- Task brief
Report only the number of lines holding "this".

- Material
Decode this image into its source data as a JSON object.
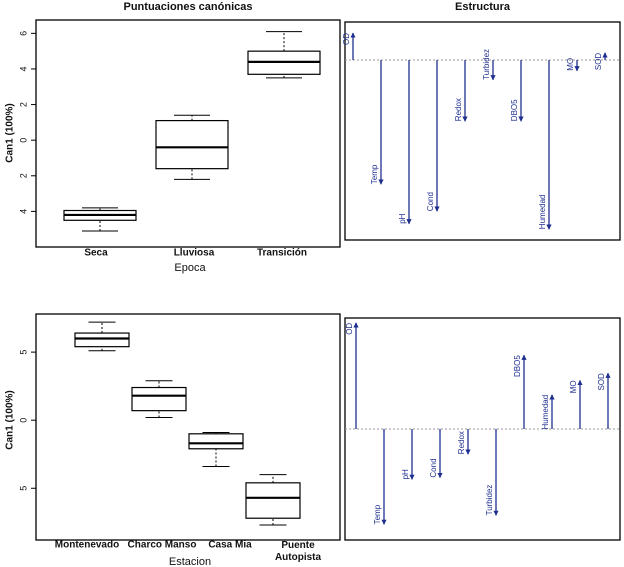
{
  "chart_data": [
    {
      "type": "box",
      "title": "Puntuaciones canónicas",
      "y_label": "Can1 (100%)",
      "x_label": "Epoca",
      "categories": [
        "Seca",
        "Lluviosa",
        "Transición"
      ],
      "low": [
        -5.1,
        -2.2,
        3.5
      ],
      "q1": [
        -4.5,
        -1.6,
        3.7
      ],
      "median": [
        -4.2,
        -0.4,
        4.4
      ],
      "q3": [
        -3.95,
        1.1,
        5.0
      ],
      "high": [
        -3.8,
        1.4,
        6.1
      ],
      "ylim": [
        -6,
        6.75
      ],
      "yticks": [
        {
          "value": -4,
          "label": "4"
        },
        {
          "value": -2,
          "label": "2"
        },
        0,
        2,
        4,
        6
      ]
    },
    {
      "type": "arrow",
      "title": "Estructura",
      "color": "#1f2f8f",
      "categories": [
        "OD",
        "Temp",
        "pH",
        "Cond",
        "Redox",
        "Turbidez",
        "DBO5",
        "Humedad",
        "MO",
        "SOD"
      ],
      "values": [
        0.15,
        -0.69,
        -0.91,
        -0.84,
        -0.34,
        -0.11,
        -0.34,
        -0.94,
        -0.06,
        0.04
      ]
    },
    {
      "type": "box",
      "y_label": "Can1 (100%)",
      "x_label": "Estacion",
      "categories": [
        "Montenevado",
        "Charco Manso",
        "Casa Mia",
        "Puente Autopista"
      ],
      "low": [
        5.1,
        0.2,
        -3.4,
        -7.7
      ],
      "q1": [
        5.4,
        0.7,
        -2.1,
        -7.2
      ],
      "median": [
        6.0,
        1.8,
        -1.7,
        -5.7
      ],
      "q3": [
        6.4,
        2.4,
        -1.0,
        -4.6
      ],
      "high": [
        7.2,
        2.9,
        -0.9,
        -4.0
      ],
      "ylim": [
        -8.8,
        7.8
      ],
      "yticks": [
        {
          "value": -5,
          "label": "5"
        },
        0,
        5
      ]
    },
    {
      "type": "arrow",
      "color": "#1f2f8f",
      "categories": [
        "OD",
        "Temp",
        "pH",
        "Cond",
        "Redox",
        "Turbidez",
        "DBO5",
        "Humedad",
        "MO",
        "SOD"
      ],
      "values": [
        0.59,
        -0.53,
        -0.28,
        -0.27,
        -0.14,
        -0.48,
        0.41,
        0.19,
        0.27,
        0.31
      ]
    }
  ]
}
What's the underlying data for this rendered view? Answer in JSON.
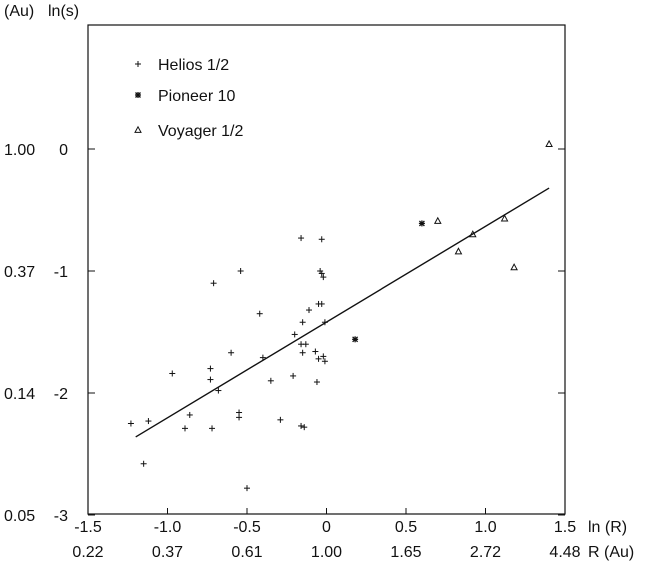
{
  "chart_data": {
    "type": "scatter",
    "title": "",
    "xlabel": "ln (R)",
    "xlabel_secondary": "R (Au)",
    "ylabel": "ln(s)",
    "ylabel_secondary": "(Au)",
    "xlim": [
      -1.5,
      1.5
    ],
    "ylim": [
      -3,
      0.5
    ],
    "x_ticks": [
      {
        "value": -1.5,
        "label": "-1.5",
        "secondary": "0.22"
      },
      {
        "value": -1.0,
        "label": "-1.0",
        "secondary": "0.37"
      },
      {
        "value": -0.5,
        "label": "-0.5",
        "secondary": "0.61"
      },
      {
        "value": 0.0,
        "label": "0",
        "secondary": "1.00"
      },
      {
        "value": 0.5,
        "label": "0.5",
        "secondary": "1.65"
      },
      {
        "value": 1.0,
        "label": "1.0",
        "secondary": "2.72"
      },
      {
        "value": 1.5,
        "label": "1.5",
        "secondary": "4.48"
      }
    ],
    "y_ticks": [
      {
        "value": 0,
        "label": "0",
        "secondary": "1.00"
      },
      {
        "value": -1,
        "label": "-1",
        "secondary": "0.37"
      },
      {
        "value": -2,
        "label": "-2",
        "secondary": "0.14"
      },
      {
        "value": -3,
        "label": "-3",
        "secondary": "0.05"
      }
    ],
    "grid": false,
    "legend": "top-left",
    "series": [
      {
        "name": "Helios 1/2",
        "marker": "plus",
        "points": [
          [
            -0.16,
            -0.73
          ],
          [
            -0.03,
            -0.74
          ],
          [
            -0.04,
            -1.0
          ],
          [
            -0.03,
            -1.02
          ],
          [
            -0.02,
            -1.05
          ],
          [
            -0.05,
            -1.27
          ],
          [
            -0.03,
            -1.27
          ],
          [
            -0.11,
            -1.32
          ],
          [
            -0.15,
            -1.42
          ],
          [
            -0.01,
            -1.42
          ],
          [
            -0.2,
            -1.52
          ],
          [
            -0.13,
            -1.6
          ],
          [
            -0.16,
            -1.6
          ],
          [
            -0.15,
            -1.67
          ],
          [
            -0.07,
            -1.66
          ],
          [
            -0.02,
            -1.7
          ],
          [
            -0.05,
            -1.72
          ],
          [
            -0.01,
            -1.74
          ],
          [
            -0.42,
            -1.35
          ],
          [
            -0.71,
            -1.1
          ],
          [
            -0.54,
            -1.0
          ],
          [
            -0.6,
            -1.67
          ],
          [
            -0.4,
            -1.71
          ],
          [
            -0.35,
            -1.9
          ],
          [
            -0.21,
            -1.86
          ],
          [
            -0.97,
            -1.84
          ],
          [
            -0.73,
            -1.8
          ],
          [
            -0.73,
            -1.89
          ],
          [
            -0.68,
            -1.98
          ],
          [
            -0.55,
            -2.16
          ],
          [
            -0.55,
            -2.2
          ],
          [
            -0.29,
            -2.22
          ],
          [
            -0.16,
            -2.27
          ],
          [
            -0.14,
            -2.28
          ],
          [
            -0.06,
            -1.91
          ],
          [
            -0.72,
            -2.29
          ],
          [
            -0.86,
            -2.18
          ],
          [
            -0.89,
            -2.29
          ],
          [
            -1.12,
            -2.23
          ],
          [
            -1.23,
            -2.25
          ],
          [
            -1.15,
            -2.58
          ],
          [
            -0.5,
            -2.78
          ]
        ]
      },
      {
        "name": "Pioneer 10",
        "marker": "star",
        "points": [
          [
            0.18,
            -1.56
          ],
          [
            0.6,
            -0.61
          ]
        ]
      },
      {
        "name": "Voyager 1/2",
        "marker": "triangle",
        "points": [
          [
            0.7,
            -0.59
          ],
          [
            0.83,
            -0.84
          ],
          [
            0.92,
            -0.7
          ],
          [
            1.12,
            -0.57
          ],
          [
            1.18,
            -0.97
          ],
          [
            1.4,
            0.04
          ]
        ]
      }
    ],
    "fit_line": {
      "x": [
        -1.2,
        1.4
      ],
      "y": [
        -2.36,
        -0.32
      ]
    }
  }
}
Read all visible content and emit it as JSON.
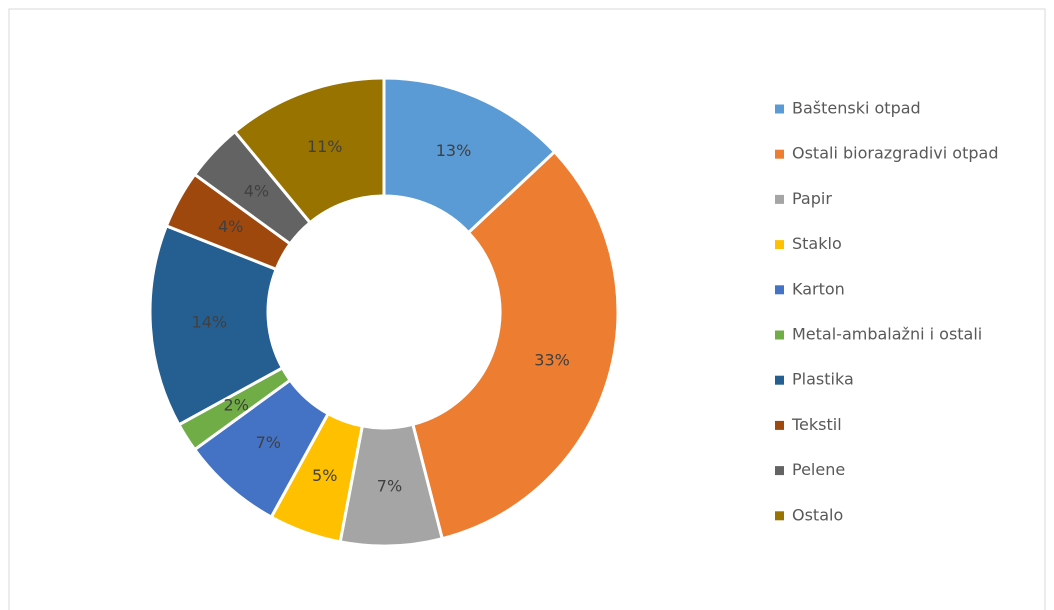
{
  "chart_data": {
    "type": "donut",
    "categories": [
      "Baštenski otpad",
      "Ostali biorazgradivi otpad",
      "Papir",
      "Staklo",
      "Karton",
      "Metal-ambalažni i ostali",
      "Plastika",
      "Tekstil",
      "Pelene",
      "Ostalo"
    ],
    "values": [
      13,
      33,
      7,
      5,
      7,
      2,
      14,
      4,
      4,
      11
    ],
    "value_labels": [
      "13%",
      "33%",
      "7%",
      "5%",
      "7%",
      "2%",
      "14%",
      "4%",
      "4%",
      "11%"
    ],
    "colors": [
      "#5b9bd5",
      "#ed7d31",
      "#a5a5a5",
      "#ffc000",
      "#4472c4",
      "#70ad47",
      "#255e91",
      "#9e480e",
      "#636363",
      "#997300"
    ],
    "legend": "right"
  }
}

- Full solution
2